# [Extracted information]
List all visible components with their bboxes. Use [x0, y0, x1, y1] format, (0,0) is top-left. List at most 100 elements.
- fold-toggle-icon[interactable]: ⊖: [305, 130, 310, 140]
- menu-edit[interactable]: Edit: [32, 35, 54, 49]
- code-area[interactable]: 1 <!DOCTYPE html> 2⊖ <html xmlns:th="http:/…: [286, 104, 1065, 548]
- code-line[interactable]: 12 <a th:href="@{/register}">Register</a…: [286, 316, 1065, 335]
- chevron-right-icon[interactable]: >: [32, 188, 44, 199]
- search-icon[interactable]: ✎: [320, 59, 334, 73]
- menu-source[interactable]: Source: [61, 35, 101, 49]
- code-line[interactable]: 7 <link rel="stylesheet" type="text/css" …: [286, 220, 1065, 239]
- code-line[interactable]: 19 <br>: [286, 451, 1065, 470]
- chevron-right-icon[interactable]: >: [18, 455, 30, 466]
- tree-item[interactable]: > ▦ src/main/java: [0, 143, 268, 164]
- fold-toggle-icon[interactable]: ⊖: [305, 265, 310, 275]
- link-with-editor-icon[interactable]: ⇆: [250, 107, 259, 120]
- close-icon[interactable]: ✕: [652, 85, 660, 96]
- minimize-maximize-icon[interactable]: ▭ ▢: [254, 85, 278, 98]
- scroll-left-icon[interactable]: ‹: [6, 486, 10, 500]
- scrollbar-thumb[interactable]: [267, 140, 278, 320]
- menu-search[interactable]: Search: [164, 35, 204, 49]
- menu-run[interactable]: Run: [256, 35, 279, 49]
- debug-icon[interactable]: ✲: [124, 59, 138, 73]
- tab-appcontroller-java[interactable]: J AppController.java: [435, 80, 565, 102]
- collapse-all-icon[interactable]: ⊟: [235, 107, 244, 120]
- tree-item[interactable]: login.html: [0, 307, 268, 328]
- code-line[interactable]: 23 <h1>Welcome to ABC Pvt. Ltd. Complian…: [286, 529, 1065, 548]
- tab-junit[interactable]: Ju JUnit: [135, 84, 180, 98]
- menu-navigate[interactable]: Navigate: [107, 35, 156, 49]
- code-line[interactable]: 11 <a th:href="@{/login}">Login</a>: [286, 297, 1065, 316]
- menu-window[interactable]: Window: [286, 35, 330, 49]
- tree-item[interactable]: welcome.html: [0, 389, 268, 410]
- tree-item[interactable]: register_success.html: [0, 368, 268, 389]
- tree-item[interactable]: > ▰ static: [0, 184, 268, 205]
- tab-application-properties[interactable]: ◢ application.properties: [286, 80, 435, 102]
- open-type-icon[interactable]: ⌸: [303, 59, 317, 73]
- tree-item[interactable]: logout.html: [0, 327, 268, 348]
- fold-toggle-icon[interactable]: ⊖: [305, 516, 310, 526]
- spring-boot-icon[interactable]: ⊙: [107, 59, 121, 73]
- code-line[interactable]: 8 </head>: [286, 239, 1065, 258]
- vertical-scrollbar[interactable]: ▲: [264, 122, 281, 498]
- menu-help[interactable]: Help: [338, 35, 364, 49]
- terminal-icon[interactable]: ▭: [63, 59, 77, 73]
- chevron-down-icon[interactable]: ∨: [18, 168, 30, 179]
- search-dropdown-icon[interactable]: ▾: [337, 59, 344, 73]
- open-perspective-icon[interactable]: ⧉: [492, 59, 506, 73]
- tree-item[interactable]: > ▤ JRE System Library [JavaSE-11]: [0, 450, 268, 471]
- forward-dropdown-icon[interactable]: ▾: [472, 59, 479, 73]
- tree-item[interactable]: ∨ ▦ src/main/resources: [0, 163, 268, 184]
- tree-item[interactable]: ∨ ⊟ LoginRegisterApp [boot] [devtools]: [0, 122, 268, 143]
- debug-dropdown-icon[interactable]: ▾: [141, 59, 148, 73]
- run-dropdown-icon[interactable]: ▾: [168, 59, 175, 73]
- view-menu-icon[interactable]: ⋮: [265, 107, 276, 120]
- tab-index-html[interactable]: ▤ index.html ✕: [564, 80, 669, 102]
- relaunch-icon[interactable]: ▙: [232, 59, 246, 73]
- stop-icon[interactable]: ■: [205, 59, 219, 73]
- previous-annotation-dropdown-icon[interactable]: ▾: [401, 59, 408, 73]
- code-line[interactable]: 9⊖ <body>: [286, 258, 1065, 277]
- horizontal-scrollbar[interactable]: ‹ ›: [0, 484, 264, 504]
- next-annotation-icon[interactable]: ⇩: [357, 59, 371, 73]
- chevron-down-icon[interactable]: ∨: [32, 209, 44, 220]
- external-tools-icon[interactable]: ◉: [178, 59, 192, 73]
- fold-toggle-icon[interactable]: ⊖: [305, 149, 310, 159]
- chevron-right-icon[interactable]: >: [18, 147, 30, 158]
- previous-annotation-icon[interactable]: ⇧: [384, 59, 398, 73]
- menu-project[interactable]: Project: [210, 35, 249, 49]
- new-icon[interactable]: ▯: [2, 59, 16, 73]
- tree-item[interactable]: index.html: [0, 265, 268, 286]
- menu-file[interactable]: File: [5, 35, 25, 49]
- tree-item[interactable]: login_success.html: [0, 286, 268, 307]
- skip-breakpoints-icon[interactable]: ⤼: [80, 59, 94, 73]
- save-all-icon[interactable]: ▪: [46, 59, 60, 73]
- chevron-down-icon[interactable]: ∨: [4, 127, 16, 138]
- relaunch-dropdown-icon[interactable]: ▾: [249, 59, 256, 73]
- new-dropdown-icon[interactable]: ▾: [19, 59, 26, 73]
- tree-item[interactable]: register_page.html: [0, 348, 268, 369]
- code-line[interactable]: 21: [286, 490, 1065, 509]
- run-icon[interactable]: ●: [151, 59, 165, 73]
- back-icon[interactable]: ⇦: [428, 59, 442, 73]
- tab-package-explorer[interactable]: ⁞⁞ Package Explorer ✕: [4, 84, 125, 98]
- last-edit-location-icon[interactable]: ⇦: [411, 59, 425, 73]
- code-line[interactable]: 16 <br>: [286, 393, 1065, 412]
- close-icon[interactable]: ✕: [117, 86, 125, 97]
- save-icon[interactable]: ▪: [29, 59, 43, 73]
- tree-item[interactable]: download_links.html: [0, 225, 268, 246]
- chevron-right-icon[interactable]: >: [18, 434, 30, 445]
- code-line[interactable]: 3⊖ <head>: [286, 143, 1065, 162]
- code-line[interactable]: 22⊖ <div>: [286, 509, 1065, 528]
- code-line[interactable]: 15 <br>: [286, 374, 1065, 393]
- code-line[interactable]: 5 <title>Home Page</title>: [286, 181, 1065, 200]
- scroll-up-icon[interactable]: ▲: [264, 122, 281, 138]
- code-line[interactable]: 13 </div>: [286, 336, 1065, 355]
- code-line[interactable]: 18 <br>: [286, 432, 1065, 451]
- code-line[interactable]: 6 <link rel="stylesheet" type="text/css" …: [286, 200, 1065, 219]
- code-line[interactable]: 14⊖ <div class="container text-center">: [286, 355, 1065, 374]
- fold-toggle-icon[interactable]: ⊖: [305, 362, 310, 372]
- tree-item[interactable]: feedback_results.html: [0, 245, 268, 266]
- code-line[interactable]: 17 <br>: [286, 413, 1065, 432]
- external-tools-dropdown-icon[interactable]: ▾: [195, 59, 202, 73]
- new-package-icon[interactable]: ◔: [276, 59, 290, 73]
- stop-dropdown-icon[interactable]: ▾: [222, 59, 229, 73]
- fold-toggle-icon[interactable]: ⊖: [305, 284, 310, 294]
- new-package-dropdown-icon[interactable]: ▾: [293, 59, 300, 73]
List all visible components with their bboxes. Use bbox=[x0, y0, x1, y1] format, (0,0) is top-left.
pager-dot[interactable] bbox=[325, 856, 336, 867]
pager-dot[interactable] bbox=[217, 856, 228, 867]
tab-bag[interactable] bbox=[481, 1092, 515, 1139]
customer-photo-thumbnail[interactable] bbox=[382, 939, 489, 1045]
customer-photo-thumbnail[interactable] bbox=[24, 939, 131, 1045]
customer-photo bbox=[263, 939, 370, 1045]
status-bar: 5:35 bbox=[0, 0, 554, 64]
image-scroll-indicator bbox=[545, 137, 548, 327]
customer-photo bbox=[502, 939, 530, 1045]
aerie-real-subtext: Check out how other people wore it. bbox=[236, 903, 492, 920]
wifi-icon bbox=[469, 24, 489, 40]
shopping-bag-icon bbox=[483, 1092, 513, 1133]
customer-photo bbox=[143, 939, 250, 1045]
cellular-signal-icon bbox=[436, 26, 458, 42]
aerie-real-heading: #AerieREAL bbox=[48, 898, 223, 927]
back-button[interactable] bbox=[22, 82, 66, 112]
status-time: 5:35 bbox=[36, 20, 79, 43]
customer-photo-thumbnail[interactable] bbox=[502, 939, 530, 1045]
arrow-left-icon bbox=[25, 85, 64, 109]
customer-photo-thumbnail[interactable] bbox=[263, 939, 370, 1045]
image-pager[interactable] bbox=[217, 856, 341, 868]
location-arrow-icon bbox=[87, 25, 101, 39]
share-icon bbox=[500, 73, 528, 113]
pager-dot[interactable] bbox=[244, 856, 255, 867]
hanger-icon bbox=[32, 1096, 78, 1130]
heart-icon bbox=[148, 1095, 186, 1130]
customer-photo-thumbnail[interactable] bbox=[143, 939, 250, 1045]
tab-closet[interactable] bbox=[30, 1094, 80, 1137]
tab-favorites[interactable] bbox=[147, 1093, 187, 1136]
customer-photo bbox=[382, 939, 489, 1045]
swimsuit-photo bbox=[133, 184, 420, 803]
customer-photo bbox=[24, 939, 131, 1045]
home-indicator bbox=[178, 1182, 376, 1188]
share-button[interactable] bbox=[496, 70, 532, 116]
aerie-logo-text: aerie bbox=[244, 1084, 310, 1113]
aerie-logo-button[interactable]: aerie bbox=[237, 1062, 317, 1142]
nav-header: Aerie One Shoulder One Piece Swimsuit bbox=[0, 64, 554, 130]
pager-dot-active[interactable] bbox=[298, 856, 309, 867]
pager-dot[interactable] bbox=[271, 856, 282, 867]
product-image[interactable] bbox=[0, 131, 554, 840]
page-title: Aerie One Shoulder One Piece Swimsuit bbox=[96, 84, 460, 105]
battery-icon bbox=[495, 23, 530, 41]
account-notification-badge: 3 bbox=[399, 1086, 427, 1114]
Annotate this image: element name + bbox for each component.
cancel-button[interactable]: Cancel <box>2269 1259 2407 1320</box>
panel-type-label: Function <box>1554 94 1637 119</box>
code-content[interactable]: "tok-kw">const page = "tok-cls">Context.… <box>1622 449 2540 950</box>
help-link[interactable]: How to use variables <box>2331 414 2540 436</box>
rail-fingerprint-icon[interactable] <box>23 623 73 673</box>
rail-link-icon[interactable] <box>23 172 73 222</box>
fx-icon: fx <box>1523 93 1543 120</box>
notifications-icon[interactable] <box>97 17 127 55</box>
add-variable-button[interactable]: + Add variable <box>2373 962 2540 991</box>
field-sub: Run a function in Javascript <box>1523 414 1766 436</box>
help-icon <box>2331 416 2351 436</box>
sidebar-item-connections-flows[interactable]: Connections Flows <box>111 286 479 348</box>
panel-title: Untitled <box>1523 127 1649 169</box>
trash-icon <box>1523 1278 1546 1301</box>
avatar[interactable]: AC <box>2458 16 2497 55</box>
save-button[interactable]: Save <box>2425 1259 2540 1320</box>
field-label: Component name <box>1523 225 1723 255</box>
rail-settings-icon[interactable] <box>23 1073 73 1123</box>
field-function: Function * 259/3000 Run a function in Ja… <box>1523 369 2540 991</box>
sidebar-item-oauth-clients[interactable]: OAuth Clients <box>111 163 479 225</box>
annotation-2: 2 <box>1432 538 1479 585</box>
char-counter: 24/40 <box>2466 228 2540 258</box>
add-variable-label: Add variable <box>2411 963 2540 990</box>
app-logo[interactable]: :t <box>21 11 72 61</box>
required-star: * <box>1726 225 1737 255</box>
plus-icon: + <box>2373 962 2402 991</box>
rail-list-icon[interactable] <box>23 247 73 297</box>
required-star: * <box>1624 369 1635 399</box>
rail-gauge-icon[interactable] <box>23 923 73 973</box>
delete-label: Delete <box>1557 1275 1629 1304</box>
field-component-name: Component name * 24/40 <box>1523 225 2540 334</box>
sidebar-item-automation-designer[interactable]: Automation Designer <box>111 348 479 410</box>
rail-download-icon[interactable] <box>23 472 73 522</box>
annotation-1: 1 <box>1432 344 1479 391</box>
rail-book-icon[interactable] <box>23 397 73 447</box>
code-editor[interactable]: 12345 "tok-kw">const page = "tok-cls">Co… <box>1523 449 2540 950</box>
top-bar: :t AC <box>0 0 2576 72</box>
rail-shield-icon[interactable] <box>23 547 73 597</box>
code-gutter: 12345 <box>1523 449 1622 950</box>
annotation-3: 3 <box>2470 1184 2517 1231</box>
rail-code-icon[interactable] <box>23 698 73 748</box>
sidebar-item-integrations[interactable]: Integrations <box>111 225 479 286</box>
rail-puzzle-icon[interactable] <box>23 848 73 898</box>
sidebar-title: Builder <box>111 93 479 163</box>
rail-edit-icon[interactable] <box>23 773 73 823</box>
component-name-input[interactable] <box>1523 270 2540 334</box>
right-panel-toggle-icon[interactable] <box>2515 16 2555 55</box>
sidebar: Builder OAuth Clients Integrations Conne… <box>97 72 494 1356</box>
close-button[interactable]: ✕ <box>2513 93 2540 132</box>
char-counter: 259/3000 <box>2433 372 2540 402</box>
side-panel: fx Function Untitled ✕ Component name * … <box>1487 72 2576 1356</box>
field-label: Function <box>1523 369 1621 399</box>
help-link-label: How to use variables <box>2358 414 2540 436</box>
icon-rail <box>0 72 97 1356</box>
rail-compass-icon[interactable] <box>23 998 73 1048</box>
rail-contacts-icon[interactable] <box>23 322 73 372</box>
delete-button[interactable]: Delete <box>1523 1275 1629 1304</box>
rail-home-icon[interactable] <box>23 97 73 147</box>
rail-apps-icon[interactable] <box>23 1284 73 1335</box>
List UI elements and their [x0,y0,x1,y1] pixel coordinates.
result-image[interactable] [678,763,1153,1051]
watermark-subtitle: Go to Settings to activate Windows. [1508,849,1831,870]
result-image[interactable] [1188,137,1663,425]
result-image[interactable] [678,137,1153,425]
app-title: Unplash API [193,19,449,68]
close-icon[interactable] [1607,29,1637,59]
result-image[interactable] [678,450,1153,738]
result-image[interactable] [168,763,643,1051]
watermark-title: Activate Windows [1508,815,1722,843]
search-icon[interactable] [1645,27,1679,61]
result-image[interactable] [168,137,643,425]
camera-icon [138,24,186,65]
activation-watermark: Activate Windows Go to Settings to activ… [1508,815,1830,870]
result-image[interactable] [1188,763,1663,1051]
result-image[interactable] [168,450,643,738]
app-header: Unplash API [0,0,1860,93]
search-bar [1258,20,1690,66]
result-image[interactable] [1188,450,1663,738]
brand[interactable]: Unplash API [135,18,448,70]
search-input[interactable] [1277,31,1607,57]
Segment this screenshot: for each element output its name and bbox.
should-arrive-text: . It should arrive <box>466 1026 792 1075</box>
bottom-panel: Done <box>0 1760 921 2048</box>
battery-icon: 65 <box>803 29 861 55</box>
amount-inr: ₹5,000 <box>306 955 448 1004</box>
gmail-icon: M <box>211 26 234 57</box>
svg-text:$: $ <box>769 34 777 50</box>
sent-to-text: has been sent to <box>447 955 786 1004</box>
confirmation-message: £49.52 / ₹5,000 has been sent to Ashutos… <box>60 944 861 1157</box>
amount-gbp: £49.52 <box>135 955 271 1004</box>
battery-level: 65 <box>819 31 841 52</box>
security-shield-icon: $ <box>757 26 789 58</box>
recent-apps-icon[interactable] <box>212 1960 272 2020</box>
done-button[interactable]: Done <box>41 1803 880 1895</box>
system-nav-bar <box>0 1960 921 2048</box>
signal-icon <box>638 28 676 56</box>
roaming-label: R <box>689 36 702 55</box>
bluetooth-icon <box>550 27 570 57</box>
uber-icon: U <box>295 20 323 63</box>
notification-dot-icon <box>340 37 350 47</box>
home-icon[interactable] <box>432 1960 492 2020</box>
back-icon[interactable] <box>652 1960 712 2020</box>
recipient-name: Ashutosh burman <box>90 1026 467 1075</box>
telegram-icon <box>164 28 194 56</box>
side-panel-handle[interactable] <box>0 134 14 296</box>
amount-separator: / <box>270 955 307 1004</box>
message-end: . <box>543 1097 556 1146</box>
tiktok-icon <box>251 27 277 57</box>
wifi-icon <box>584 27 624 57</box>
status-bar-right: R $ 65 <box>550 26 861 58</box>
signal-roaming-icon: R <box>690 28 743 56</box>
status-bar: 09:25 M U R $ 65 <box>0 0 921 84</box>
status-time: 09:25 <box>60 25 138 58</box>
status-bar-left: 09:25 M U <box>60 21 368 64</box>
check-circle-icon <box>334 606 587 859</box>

# [What you are asked to do]
Edit the material from its first line through the line holding "- menu-edit[interactable]: Edit: [32, 35, 54, 49]", both included, so that "visible" becomes "shown" and nothing else changes. Give back only those lines.

# [Worked answer]
List all shown components with their bboxes. Use [x0, y0, x1, y1] format, (0,0) is top-left. List at most 100 elements.
- fold-toggle-icon[interactable]: ⊖: [305, 130, 310, 140]
- menu-edit[interactable]: Edit: [32, 35, 54, 49]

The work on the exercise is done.